--- Start ---

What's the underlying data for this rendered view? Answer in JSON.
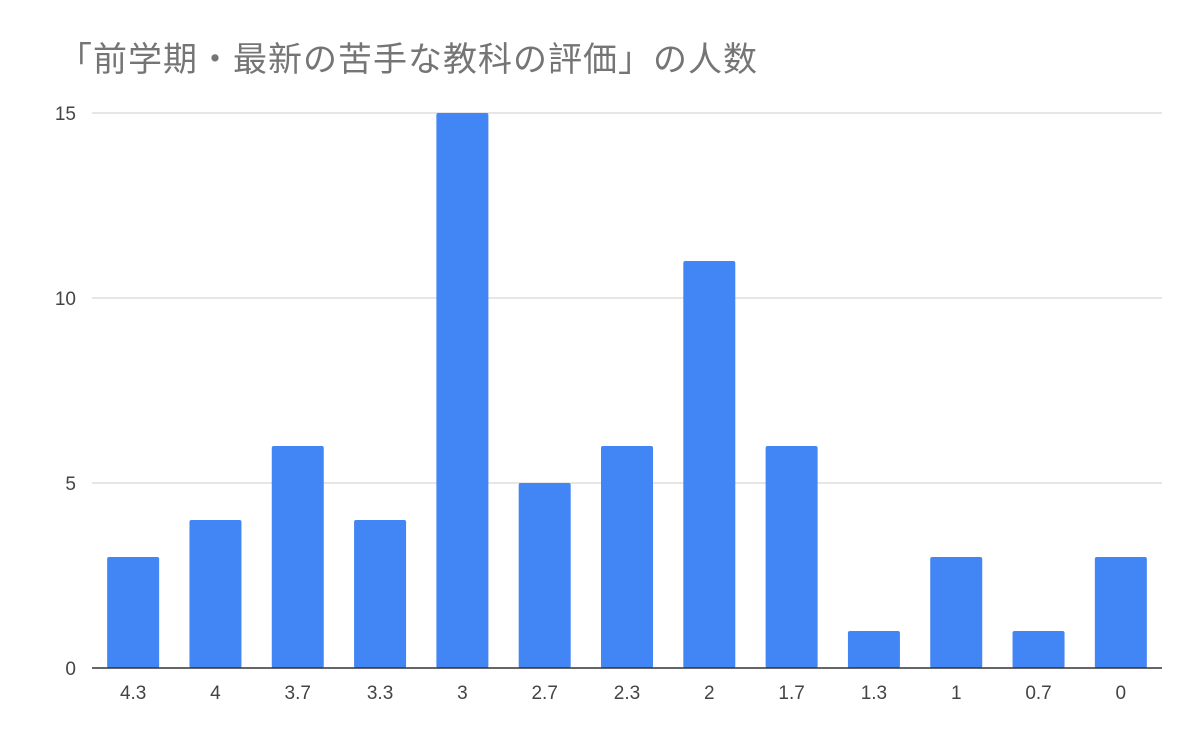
{
  "chart_data": {
    "type": "bar",
    "title": "「前学期・最新の苦手な教科の評価」の人数",
    "categories": [
      "4.3",
      "4",
      "3.7",
      "3.3",
      "3",
      "2.7",
      "2.3",
      "2",
      "1.7",
      "1.3",
      "1",
      "0.7",
      "0"
    ],
    "values": [
      3,
      4,
      6,
      4,
      15,
      5,
      6,
      11,
      6,
      1,
      3,
      1,
      3
    ],
    "xlabel": "",
    "ylabel": "",
    "ylim": [
      0,
      15
    ],
    "yticks": [
      "0",
      "5",
      "10",
      "15"
    ],
    "grid": true,
    "legend": "none",
    "colors": {
      "bar": "#4285f4",
      "grid": "#cccccc",
      "axis": "#333333"
    }
  }
}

--- End ---

Problem statement
Skip the images and write out the rest of the listing exactly.

Correct answer
What's the underlying data for this rendered view? Answer in JSON.
{
  "chart_data": {
    "type": "bar",
    "title": "「前学期・最新の苦手な教科の評価」の人数",
    "categories": [
      "4.3",
      "4",
      "3.7",
      "3.3",
      "3",
      "2.7",
      "2.3",
      "2",
      "1.7",
      "1.3",
      "1",
      "0.7",
      "0"
    ],
    "values": [
      3,
      4,
      6,
      4,
      15,
      5,
      6,
      11,
      6,
      1,
      3,
      1,
      3
    ],
    "xlabel": "",
    "ylabel": "",
    "ylim": [
      0,
      15
    ],
    "yticks": [
      "0",
      "5",
      "10",
      "15"
    ],
    "grid": true,
    "legend": "none",
    "colors": {
      "bar": "#4285f4",
      "grid": "#cccccc",
      "axis": "#333333"
    }
  }
}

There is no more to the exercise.